Goal of the exercise:
Look through the listing and locate every line containing the word "对光线的会聚作用太强"; copy those lines.

A block of data:

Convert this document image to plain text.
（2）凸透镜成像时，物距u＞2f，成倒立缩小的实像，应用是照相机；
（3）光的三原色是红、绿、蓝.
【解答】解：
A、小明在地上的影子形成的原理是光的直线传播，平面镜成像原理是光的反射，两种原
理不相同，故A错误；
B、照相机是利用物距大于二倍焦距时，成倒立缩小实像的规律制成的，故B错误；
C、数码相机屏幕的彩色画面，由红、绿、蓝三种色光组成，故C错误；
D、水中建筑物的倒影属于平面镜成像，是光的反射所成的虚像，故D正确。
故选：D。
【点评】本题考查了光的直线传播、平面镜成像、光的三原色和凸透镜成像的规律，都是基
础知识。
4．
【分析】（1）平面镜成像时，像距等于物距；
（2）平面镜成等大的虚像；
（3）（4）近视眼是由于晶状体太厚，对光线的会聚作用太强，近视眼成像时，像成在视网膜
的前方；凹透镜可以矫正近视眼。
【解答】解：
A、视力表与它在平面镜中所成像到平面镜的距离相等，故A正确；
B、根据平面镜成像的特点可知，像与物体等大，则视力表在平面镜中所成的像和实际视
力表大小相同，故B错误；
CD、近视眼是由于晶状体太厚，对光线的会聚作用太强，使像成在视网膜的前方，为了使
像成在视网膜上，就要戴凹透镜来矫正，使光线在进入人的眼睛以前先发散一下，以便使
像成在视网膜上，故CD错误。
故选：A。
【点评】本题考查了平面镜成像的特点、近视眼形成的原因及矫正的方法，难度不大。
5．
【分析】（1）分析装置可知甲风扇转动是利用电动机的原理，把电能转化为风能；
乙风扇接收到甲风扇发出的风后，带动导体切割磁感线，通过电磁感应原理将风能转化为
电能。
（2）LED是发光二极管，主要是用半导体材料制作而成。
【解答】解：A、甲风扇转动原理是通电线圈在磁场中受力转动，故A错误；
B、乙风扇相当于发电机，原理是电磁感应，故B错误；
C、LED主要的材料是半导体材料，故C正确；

Solution:
（3）（4）近视眼是由于晶状体太厚，对光线的会聚作用太强，近视眼成像时，像成在视网膜
CD、近视眼是由于晶状体太厚，对光线的会聚作用太强，使像成在视网膜的前方，为了使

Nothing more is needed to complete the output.